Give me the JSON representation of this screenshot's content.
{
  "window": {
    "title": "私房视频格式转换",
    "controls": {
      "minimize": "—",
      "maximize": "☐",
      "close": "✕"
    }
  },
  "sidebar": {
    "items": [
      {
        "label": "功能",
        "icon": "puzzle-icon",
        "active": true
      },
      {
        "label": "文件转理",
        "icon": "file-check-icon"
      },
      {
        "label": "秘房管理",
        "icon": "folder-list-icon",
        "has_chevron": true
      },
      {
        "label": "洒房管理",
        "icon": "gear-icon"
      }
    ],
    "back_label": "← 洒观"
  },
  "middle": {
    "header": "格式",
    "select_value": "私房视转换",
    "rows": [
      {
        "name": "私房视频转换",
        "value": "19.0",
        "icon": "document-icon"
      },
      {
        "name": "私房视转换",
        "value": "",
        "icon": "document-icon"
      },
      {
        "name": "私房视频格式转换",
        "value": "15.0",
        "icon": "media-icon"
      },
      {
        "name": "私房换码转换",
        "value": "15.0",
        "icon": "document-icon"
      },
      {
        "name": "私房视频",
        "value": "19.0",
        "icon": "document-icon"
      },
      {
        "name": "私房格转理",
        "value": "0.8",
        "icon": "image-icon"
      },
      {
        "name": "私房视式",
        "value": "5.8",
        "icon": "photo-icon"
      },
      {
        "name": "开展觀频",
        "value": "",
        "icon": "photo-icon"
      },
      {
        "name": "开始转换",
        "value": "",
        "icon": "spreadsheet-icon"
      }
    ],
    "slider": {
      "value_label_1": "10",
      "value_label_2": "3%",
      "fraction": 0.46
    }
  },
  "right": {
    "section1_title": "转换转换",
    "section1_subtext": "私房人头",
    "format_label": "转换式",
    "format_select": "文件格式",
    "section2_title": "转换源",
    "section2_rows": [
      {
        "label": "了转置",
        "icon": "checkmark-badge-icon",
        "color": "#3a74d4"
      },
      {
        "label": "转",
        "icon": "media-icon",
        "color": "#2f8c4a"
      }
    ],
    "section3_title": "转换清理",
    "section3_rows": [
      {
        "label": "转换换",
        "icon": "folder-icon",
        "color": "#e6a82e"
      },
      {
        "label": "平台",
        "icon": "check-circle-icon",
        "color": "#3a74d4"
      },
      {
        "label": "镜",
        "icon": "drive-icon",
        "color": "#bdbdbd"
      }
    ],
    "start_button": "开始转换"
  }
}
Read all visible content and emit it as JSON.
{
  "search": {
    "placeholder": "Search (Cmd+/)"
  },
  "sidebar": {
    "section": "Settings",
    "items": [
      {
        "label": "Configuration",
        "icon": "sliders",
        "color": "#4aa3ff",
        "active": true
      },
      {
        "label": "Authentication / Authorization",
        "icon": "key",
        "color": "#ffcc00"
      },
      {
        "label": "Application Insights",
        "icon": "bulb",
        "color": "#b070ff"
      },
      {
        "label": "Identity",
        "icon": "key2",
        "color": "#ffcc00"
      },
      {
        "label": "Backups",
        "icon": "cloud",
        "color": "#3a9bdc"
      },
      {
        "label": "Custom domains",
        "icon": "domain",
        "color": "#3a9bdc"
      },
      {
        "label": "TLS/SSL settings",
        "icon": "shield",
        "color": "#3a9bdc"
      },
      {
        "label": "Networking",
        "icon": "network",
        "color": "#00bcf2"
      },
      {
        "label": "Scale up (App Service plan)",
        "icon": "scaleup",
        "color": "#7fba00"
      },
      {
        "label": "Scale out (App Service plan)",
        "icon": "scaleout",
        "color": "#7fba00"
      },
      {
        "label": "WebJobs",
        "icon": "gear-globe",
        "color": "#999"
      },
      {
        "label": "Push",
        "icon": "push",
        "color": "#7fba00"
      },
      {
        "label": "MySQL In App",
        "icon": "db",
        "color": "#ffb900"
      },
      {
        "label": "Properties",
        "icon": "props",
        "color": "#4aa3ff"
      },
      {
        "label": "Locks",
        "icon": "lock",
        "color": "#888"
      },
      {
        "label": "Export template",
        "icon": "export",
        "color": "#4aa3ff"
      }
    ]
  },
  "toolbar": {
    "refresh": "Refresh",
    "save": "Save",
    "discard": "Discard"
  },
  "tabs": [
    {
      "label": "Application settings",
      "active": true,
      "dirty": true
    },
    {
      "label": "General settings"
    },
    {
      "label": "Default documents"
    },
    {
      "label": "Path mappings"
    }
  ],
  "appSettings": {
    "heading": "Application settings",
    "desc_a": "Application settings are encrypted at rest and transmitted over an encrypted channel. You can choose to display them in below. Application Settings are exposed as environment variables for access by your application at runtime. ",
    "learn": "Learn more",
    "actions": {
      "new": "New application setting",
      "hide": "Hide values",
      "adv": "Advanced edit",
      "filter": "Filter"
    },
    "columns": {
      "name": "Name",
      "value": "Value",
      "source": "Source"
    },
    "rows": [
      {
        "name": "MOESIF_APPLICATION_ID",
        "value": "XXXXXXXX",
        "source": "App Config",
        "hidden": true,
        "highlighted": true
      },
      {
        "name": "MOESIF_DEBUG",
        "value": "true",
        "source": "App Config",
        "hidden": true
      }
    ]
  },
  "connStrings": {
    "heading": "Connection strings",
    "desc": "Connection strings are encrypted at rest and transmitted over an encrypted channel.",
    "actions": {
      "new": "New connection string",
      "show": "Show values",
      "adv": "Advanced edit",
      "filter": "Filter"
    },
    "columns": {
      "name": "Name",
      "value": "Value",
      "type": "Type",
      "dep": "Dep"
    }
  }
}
= = = =
**TASK REQUIREMENTS:** Write out every line of the preceding listing that contains "transmitted".

**SOLUTION BELOW:**
    "desc_a": "Application settings are encrypted at rest and transmitted over an encrypted channel. You can choose to display them in below. Application Settings are exposed as environment variables for access by your application at runtime. ",
    "desc": "Connection strings are encrypted at rest and transmitted over an encrypted channel.",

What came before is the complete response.